***** TEXT SECTION
Musicologists sign on for post-truth opportunities

Musicologists sign on for post-truth opportunities

News

norman lebrecht

August 27, 2021

An academic discipline that has lost almost all relevance to music has called an online seminar on ‘Post-Truth and the Musical Humanities’.

Speakers include Philip Ewell (Hunter College, CUNY) on “Polarization in Music Theory” and Robert Fink (University of California, Los Angeles) on “The Empirical Strikes Back: Pop Music, Data Science, and the White Racial Frame”.

Each with his/her/their/ political agenda.

I think we can guess where this is heading.

 

Comments

  • Alan says:

    Except for the fevered egos taking part, who actually cares? No one sane anyway

  • Minnesota says:

    I am an avid music listener and enjoyed hearing the brilliant but sadly now-late Michael Steinberg several times and discussing some things with him when he worked for the Minnesota Orchestra. But, it is hard to imagine anything less interesting in the present day than these two careerists arguing about how many ghosts fit on the head of a pin.

    • California says:

      Steinberg may be dead but lots of his insightful and clear program notes remain and are accessible at the SFSO and elsewhere.

      Someone should task a group of these latterday pinheads to compile all extant program notes for every piece of music at a nice free portal in exchange for a grant.

      • Stephen Owades says:

        There are several published volumes of Michael Steinberg’s wonderful program notes: “The Symphony,” “The Concerto,” and “Choral Masterworks.” Michael was a friend of mine, and a fine writer and thinker about music.

        As for “free,” most program notes are copyrighted by the author or the commissioning organization, and can’t be republished without permission or licensing.

  • Alphonse says:

    The face of evil. These truly are the end times.

  • Anon says:

    Have you heard any of his cello playing, which he has posted on the internet. Way out of tune and no sense of phrasing. How can he teach theory when he can’t even tell he is playing out of tune.
**********
***** SUPPLIED RECORDS
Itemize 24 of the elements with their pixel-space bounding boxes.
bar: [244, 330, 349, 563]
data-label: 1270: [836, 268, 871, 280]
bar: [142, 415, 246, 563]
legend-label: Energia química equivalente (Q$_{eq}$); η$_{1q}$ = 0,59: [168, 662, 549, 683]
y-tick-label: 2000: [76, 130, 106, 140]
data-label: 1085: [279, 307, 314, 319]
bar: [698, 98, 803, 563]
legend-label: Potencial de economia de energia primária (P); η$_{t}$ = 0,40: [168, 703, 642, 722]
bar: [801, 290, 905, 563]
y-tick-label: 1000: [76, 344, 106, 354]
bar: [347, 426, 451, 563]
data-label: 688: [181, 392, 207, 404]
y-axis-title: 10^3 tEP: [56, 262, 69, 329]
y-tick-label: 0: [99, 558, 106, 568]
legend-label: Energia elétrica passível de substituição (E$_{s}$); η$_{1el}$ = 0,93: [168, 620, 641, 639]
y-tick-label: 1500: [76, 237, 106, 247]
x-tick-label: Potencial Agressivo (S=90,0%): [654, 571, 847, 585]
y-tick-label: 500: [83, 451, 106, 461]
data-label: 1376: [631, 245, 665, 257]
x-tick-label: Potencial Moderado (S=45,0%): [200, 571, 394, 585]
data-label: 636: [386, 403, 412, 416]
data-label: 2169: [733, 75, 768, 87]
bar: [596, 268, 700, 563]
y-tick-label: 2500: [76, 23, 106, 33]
**********
▶ _APPLY WHAT YOU READ_:
1. In the post on the musicology seminar, how would you say "Michael was a friend of mine, and a fine writer and thinker about music." in Spanish?
2. Could you turn the paragraph of the musicology seminar post that begins "Speakers include Philip Ewell" into a short list of the speakers, with each one's institution and talk title?
3. Can you carry on the post about the musicology seminar and its comment thread from the point where it stops?

▶ _YOUR RESPONSES_:
1. Michael era amigo mío, y un excelente escritor y pensador sobre la música.

2.
- Philip Ewell (Hunter College, CUNY): "Polarization in Music Theory"
- Robert Fink (University of California, Los Angeles): "The Empirical Strikes Back: Pop Music, Data Science, and the White Racial Frame"

3.
  • David says:

    Norman, maybe comment on it critically after you listen to the seminar? Your ad hominem attacks, whether it’s towards certain female musicians, certain country’s governments, or certain musicologists, are getting old. This is something one should learn to leave behind on the playgrounds. Is this how you would want to be remembered? Is this kind of cheap gossip the legacy you will leave behind? I will certainly remember you this way, at least while I still care to remember.

    • BRUCEB says:

      Reading his books will tell you the answer to your questions.

    • Charles Brink says:

      David,

      I agree with you. Norman’s often very interesting blog is made less than serious by his petty sniping. He does this for clicks, which is understandable, but it certainly seems like he likes to stir up the get-a-lifers here.
      Yes, Norman, we know you and yours are anti- woke, and everying the old days was so much better. Critics are not musicians we must remember.

  • Patrick says:

    This matters not. (Unless you give it exposure)

  • Alviano says:

    They should invite Donald Trump, High Priest of Post-Truth.

    • Simone Alexander says:

      Biden is responsible for America’s epic downfall into victim-hood.

      Ask the Taliban since Biden obeys them..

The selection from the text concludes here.